_EXERCISE_
All entries must be repeated exactly; do not include the pictures.

_ _ _ _

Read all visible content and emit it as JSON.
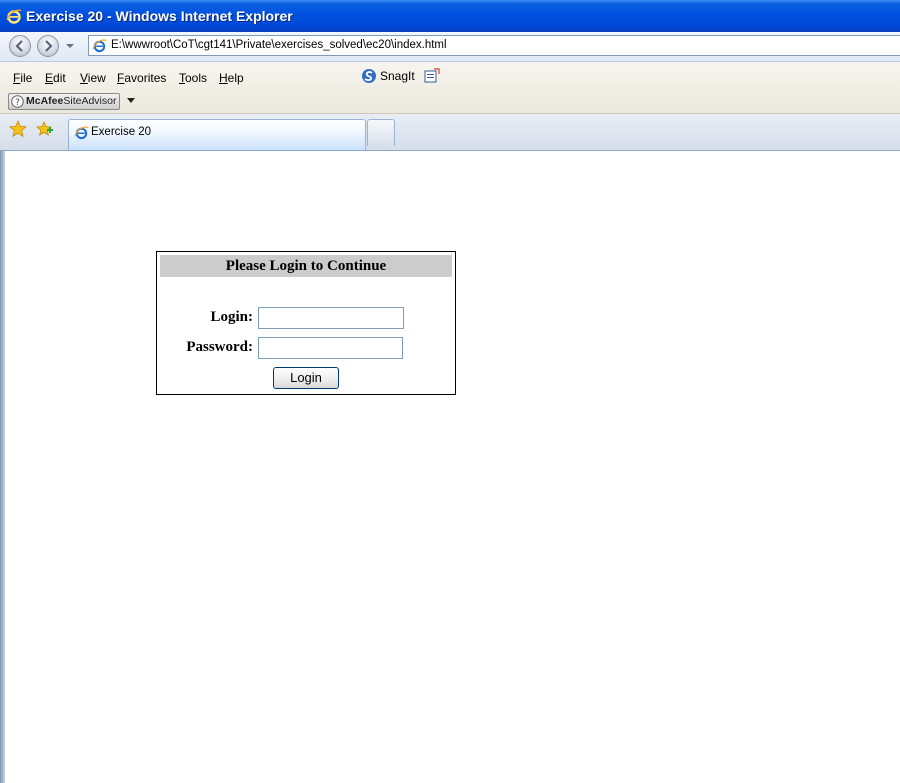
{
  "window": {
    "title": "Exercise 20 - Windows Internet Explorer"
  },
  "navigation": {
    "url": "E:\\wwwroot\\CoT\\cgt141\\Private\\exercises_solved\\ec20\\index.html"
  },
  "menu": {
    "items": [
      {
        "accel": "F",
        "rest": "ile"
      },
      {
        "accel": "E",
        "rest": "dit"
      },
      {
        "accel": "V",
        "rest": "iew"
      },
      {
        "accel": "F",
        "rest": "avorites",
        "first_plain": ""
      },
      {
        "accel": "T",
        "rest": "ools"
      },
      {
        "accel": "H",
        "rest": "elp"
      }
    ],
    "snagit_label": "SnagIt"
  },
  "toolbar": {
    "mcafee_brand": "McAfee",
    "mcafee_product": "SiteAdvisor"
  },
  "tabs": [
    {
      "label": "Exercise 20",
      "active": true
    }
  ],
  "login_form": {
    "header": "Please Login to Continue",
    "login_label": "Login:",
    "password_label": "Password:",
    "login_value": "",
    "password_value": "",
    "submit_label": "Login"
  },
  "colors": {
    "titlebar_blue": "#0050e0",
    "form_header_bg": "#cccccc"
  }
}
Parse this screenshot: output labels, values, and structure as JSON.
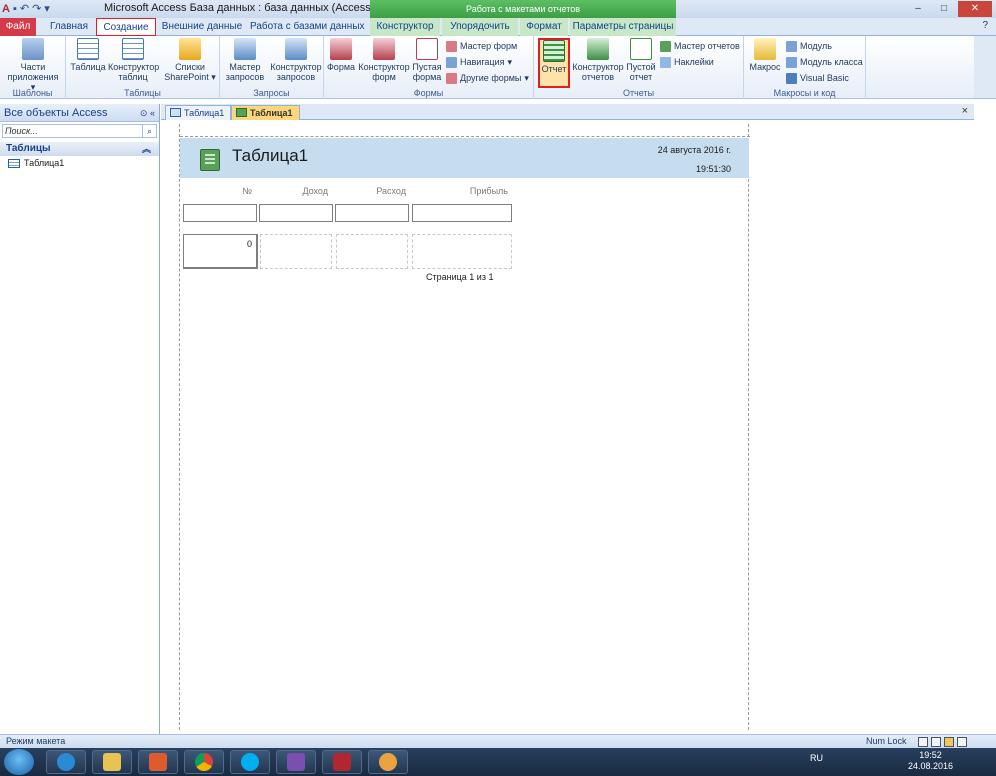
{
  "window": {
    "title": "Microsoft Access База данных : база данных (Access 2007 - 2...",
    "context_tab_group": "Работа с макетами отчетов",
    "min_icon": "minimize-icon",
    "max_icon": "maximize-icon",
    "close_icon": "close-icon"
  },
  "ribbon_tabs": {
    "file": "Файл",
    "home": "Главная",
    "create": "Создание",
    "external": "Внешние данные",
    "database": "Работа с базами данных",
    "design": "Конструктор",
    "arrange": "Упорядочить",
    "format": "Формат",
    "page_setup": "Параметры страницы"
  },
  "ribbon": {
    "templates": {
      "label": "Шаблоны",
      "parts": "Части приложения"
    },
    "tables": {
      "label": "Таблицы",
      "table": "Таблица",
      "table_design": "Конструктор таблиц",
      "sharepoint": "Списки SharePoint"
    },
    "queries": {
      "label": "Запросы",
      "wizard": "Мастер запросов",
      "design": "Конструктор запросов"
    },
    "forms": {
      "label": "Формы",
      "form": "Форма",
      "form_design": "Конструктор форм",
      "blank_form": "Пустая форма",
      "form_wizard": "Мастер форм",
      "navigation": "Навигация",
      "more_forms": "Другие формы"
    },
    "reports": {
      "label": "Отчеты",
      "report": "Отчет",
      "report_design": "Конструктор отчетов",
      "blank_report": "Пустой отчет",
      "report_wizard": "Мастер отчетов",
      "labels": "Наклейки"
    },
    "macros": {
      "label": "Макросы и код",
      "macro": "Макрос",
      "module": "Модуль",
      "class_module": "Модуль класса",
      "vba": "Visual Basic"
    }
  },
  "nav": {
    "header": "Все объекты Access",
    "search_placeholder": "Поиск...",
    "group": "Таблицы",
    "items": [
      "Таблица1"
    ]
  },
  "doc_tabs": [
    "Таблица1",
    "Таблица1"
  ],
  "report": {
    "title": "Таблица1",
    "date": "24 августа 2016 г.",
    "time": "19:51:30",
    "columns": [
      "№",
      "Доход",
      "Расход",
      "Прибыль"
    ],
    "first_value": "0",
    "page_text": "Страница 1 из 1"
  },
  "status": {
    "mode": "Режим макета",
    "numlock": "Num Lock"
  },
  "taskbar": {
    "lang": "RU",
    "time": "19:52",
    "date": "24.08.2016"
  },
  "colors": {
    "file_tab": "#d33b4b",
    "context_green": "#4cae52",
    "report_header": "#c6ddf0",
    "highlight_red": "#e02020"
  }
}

_ _ _ _

_RESPONSE TO THIS TASK_
Read all visible content and emit it as JSON.
{
  "window": {
    "title": "Exercise 20 - Windows Internet Explorer"
  },
  "navigation": {
    "url": "E:\\wwwroot\\CoT\\cgt141\\Private\\exercises_solved\\ec20\\index.html"
  },
  "menu": {
    "items": [
      {
        "accel": "F",
        "rest": "ile"
      },
      {
        "accel": "E",
        "rest": "dit"
      },
      {
        "accel": "V",
        "rest": "iew"
      },
      {
        "accel": "F",
        "rest": "avorites",
        "first_plain": ""
      },
      {
        "accel": "T",
        "rest": "ools"
      },
      {
        "accel": "H",
        "rest": "elp"
      }
    ],
    "snagit_label": "SnagIt"
  },
  "toolbar": {
    "mcafee_brand": "McAfee",
    "mcafee_product": "SiteAdvisor"
  },
  "tabs": [
    {
      "label": "Exercise 20",
      "active": true
    }
  ],
  "login_form": {
    "header": "Please Login to Continue",
    "login_label": "Login:",
    "password_label": "Password:",
    "login_value": "",
    "password_value": "",
    "submit_label": "Login"
  },
  "colors": {
    "titlebar_blue": "#0050e0",
    "form_header_bg": "#cccccc"
  }
}
Parse this screenshot: output labels, values, and structure as JSON.
{
  "window": {
    "title": "Microsoft Access База данных : база данных (Access 2007 - 2...",
    "context_tab_group": "Работа с макетами отчетов",
    "min_icon": "minimize-icon",
    "max_icon": "maximize-icon",
    "close_icon": "close-icon"
  },
  "ribbon_tabs": {
    "file": "Файл",
    "home": "Главная",
    "create": "Создание",
    "external": "Внешние данные",
    "database": "Работа с базами данных",
    "design": "Конструктор",
    "arrange": "Упорядочить",
    "format": "Формат",
    "page_setup": "Параметры страницы"
  },
  "ribbon": {
    "templates": {
      "label": "Шаблоны",
      "parts": "Части приложения"
    },
    "tables": {
      "label": "Таблицы",
      "table": "Таблица",
      "table_design": "Конструктор таблиц",
      "sharepoint": "Списки SharePoint"
    },
    "queries": {
      "label": "Запросы",
      "wizard": "Мастер запросов",
      "design": "Конструктор запросов"
    },
    "forms": {
      "label": "Формы",
      "form": "Форма",
      "form_design": "Конструктор форм",
      "blank_form": "Пустая форма",
      "form_wizard": "Мастер форм",
      "navigation": "Навигация",
      "more_forms": "Другие формы"
    },
    "reports": {
      "label": "Отчеты",
      "report": "Отчет",
      "report_design": "Конструктор отчетов",
      "blank_report": "Пустой отчет",
      "report_wizard": "Мастер отчетов",
      "labels": "Наклейки"
    },
    "macros": {
      "label": "Макросы и код",
      "macro": "Макрос",
      "module": "Модуль",
      "class_module": "Модуль класса",
      "vba": "Visual Basic"
    }
  },
  "nav": {
    "header": "Все объекты Access",
    "search_placeholder": "Поиск...",
    "group": "Таблицы",
    "items": [
      "Таблица1"
    ]
  },
  "doc_tabs": [
    "Таблица1",
    "Таблица1"
  ],
  "report": {
    "title": "Таблица1",
    "date": "24 августа 2016 г.",
    "time": "19:51:30",
    "columns": [
      "№",
      "Доход",
      "Расход",
      "Прибыль"
    ],
    "first_value": "0",
    "page_text": "Страница 1 из 1"
  },
  "status": {
    "mode": "Режим макета",
    "numlock": "Num Lock"
  },
  "taskbar": {
    "lang": "RU",
    "time": "19:52",
    "date": "24.08.2016"
  },
  "colors": {
    "file_tab": "#d33b4b",
    "context_green": "#4cae52",
    "report_header": "#c6ddf0",
    "highlight_red": "#e02020"
  }
}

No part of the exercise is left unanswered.